Copy out all lines that hold "diagram".

#####

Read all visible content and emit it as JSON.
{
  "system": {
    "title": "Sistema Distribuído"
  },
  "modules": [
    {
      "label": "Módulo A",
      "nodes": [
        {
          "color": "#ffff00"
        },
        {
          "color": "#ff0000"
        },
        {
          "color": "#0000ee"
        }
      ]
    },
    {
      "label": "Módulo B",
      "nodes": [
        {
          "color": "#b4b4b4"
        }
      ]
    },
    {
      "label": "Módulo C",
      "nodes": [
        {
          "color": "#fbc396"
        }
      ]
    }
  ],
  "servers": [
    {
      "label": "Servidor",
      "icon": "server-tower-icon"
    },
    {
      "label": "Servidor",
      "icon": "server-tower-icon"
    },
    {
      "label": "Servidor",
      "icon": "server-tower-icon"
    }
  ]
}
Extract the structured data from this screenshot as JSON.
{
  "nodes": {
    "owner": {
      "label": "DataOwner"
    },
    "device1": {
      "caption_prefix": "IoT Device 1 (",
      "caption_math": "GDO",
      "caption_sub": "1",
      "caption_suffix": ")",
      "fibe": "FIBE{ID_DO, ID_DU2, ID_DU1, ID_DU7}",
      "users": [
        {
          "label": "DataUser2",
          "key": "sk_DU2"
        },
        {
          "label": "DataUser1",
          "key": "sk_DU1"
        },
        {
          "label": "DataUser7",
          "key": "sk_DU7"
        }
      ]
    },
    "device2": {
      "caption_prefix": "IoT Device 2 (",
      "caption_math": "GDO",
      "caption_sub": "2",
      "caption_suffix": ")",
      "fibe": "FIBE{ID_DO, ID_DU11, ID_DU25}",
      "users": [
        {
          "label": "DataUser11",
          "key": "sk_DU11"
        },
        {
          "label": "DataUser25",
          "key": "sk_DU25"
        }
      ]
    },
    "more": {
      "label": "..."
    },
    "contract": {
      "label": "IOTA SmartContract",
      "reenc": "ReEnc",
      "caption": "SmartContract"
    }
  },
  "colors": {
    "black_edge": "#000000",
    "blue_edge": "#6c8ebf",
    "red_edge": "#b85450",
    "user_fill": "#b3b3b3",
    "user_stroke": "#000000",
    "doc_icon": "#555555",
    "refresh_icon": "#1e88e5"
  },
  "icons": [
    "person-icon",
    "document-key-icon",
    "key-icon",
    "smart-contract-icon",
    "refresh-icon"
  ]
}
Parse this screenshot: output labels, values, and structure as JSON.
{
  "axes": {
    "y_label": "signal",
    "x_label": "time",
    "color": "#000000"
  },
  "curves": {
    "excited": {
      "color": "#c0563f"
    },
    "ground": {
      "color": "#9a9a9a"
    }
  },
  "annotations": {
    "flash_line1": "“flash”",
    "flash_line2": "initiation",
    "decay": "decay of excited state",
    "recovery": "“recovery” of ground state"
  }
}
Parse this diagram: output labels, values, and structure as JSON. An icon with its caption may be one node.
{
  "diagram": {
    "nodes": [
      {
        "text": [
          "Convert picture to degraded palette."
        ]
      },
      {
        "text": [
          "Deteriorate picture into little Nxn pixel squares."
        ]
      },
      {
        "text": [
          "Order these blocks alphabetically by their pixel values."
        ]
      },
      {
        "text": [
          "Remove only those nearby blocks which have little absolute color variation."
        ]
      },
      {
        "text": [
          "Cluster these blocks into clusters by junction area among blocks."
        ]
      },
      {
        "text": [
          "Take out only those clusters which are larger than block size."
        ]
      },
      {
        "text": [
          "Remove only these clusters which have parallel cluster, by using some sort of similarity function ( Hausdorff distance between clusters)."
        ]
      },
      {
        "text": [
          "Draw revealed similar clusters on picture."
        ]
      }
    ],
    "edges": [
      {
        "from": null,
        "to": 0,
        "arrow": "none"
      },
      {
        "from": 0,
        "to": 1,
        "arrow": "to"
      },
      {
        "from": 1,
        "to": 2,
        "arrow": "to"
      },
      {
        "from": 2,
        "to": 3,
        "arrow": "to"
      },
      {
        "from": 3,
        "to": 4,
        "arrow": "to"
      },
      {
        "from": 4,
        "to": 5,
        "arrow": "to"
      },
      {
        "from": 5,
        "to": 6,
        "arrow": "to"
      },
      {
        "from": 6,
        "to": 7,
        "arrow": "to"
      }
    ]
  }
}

#####

:: CORRECT RESULT ::
Parse this diagram: output labels, values, and structure as JSON. An icon with its caption may be one node.
  "diagram": {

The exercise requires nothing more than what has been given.